___ WORKING DATA ___

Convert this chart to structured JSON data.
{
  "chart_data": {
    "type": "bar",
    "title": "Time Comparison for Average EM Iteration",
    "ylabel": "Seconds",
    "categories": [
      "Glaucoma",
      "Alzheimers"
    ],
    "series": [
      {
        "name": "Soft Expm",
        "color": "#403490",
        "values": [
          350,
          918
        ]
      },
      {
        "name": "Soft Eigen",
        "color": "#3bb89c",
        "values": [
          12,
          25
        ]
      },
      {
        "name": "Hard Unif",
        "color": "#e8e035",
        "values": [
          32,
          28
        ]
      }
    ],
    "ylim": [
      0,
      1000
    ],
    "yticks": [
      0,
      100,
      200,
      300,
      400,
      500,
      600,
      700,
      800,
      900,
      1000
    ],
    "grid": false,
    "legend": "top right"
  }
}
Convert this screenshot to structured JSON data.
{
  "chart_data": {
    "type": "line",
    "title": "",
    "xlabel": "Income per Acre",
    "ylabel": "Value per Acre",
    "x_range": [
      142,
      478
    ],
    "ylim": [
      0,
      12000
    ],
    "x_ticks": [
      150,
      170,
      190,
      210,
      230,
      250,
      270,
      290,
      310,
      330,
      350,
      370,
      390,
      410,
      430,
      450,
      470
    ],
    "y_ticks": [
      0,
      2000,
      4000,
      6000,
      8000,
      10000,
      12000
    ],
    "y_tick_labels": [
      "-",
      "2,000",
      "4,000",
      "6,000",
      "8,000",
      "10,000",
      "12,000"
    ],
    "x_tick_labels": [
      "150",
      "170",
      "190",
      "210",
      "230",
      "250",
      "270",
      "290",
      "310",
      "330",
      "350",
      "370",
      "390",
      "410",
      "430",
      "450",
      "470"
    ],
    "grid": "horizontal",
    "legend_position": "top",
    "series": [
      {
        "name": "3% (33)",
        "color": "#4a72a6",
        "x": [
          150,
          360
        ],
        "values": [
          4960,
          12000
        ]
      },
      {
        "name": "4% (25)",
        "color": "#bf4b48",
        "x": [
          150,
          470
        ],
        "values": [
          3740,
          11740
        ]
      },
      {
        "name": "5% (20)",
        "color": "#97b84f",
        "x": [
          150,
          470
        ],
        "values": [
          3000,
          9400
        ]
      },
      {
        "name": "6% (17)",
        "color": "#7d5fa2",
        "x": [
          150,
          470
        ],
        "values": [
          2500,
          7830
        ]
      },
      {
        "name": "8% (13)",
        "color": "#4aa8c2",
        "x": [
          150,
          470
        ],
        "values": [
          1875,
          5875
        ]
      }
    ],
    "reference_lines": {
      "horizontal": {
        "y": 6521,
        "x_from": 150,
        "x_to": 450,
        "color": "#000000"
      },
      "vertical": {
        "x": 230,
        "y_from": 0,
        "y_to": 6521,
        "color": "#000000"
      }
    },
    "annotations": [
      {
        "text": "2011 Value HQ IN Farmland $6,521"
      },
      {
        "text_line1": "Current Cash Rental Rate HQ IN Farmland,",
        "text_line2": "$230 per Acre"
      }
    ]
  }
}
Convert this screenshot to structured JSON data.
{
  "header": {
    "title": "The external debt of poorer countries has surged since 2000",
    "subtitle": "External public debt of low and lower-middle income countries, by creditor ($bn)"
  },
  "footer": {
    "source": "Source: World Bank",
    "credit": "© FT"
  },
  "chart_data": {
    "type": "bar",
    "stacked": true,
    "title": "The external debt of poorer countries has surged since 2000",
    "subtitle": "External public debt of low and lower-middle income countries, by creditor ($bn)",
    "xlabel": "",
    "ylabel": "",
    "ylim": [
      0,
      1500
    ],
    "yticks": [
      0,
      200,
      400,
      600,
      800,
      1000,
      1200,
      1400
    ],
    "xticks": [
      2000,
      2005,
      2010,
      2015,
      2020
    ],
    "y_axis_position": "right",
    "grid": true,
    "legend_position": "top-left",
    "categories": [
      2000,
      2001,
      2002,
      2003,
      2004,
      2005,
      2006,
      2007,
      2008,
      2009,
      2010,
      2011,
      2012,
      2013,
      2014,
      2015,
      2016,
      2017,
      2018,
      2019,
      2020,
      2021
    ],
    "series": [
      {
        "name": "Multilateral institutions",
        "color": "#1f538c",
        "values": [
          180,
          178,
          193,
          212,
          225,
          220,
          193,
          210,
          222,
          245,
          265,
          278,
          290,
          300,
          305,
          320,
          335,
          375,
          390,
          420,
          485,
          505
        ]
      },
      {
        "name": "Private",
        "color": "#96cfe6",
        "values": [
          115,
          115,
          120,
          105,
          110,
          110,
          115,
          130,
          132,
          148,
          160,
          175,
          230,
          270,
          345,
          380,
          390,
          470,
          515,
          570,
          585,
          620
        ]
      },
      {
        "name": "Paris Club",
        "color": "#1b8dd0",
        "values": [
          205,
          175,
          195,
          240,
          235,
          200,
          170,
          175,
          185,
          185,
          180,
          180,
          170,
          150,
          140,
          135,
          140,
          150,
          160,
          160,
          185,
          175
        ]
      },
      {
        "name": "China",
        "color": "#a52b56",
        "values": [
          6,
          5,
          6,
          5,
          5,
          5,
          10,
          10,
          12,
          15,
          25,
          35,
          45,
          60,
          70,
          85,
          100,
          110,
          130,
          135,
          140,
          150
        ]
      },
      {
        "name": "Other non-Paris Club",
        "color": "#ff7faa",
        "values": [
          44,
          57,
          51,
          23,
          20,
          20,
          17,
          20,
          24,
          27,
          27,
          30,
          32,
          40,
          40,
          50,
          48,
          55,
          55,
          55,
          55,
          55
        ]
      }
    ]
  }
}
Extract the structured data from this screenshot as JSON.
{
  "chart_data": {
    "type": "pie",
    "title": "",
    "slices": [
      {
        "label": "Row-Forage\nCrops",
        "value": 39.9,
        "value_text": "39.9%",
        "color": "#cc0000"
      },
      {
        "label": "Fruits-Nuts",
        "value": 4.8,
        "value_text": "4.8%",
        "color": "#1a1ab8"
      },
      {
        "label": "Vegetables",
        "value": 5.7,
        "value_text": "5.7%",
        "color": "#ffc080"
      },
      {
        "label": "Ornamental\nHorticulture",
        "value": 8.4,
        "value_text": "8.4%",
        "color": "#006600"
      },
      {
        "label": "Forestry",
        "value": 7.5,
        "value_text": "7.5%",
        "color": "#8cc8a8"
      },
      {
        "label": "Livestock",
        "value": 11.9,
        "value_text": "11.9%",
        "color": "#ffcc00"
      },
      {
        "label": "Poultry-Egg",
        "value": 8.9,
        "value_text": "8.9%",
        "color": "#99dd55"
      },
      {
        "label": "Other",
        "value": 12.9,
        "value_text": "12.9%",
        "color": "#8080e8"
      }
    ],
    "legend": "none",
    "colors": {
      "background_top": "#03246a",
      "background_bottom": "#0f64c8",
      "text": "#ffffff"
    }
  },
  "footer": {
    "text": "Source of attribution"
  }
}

___

GOAL OF THE EXERCISE -> Using the listing above, reproduce each line without omission.

ANSWER TO THE PROBLEM ->
Convert this chart to structured JSON data.
{
  "chart_data": {
    "type": "bar",
    "title": "Time Comparison for Average EM Iteration",
    "ylabel": "Seconds",
    "categories": [
      "Glaucoma",
      "Alzheimers"
    ],
    "series": [
      {
        "name": "Soft Expm",
        "color": "#403490",
        "values": [
          350,
          918
        ]
      },
      {
        "name": "Soft Eigen",
        "color": "#3bb89c",
        "values": [
          12,
          25
        ]
      },
      {
        "name": "Hard Unif",
        "color": "#e8e035",
        "values": [
          32,
          28
        ]
      }
    ],
    "ylim": [
      0,
      1000
    ],
    "yticks": [
      0,
      100,
      200,
      300,
      400,
      500,
      600,
      700,
      800,
      900,
      1000
    ],
    "grid": false,
    "legend": "top right"
  }
}
Convert this screenshot to structured JSON data.
{
  "chart_data": {
    "type": "line",
    "title": "",
    "xlabel": "Income per Acre",
    "ylabel": "Value per Acre",
    "x_range": [
      142,
      478
    ],
    "ylim": [
      0,
      12000
    ],
    "x_ticks": [
      150,
      170,
      190,
      210,
      230,
      250,
      270,
      290,
      310,
      330,
      350,
      370,
      390,
      410,
      430,
      450,
      470
    ],
    "y_ticks": [
      0,
      2000,
      4000,
      6000,
      8000,
      10000,
      12000
    ],
    "y_tick_labels": [
      "-",
      "2,000",
      "4,000",
      "6,000",
      "8,000",
      "10,000",
      "12,000"
    ],
    "x_tick_labels": [
      "150",
      "170",
      "190",
      "210",
      "230",
      "250",
      "270",
      "290",
      "310",
      "330",
      "350",
      "370",
      "390",
      "410",
      "430",
      "450",
      "470"
    ],
    "grid": "horizontal",
    "legend_position": "top",
    "series": [
      {
        "name": "3% (33)",
        "color": "#4a72a6",
        "x": [
          150,
          360
        ],
        "values": [
          4960,
          12000
        ]
      },
      {
        "name": "4% (25)",
        "color": "#bf4b48",
        "x": [
          150,
          470
        ],
        "values": [
          3740,
          11740
        ]
      },
      {
        "name": "5% (20)",
        "color": "#97b84f",
        "x": [
          150,
          470
        ],
        "values": [
          3000,
          9400
        ]
      },
      {
        "name": "6% (17)",
        "color": "#7d5fa2",
        "x": [
          150,
          470
        ],
        "values": [
          2500,
          7830
        ]
      },
      {
        "name": "8% (13)",
        "color": "#4aa8c2",
        "x": [
          150,
          470
        ],
        "values": [
          1875,
          5875
        ]
      }
    ],
    "reference_lines": {
      "horizontal": {
        "y": 6521,
        "x_from": 150,
        "x_to": 450,
        "color": "#000000"
      },
      "vertical": {
        "x": 230,
        "y_from": 0,
        "y_to": 6521,
        "color": "#000000"
      }
    },
    "annotations": [
      {
        "text": "2011 Value HQ IN Farmland $6,521"
      },
      {
        "text_line1": "Current Cash Rental Rate HQ IN Farmland,",
        "text_line2": "$230 per Acre"
      }
    ]
  }
}
Convert this screenshot to structured JSON data.
{
  "header": {
    "title": "The external debt of poorer countries has surged since 2000",
    "subtitle": "External public debt of low and lower-middle income countries, by creditor ($bn)"
  },
  "footer": {
    "source": "Source: World Bank",
    "credit": "© FT"
  },
  "chart_data": {
    "type": "bar",
    "stacked": true,
    "title": "The external debt of poorer countries has surged since 2000",
    "subtitle": "External public debt of low and lower-middle income countries, by creditor ($bn)",
    "xlabel": "",
    "ylabel": "",
    "ylim": [
      0,
      1500
    ],
    "yticks": [
      0,
      200,
      400,
      600,
      800,
      1000,
      1200,
      1400
    ],
    "xticks": [
      2000,
      2005,
      2010,
      2015,
      2020
    ],
    "y_axis_position": "right",
    "grid": true,
    "legend_position": "top-left",
    "categories": [
      2000,
      2001,
      2002,
      2003,
      2004,
      2005,
      2006,
      2007,
      2008,
      2009,
      2010,
      2011,
      2012,
      2013,
      2014,
      2015,
      2016,
      2017,
      2018,
      2019,
      2020,
      2021
    ],
    "series": [
      {
        "name": "Multilateral institutions",
        "color": "#1f538c",
        "values": [
          180,
          178,
          193,
          212,
          225,
          220,
          193,
          210,
          222,
          245,
          265,
          278,
          290,
          300,
          305,
          320,
          335,
          375,
          390,
          420,
          485,
          505
        ]
      },
      {
        "name": "Private",
        "color": "#96cfe6",
        "values": [
          115,
          115,
          120,
          105,
          110,
          110,
          115,
          130,
          132,
          148,
          160,
          175,
          230,
          270,
          345,
          380,
          390,
          470,
          515,
          570,
          585,
          620
        ]
      },
      {
        "name": "Paris Club",
        "color": "#1b8dd0",
        "values": [
          205,
          175,
          195,
          240,
          235,
          200,
          170,
          175,
          185,
          185,
          180,
          180,
          170,
          150,
          140,
          135,
          140,
          150,
          160,
          160,
          185,
          175
        ]
      },
      {
        "name": "China",
        "color": "#a52b56",
        "values": [
          6,
          5,
          6,
          5,
          5,
          5,
          10,
          10,
          12,
          15,
          25,
          35,
          45,
          60,
          70,
          85,
          100,
          110,
          130,
          135,
          140,
          150
        ]
      },
      {
        "name": "Other non-Paris Club",
        "color": "#ff7faa",
        "values": [
          44,
          57,
          51,
          23,
          20,
          20,
          17,
          20,
          24,
          27,
          27,
          30,
          32,
          40,
          40,
          50,
          48,
          55,
          55,
          55,
          55,
          55
        ]
      }
    ]
  }
}
Extract the structured data from this screenshot as JSON.
{
  "chart_data": {
    "type": "pie",
    "title": "",
    "slices": [
      {
        "label": "Row-Forage\nCrops",
        "value": 39.9,
        "value_text": "39.9%",
        "color": "#cc0000"
      },
      {
        "label": "Fruits-Nuts",
        "value": 4.8,
        "value_text": "4.8%",
        "color": "#1a1ab8"
      },
      {
        "label": "Vegetables",
        "value": 5.7,
        "value_text": "5.7%",
        "color": "#ffc080"
      },
      {
        "label": "Ornamental\nHorticulture",
        "value": 8.4,
        "value_text": "8.4%",
        "color": "#006600"
      },
      {
        "label": "Forestry",
        "value": 7.5,
        "value_text": "7.5%",
        "color": "#8cc8a8"
      },
      {
        "label": "Livestock",
        "value": 11.9,
        "value_text": "11.9%",
        "color": "#ffcc00"
      },
      {
        "label": "Poultry-Egg",
        "value": 8.9,
        "value_text": "8.9%",
        "color": "#99dd55"
      },
      {
        "label": "Other",
        "value": 12.9,
        "value_text": "12.9%",
        "color": "#8080e8"
      }
    ],
    "legend": "none",
    "colors": {
      "background_top": "#03246a",
      "background_bottom": "#0f64c8",
      "text": "#ffffff"
    }
  },
  "footer": {
    "text": "Source of attribution"
  }
}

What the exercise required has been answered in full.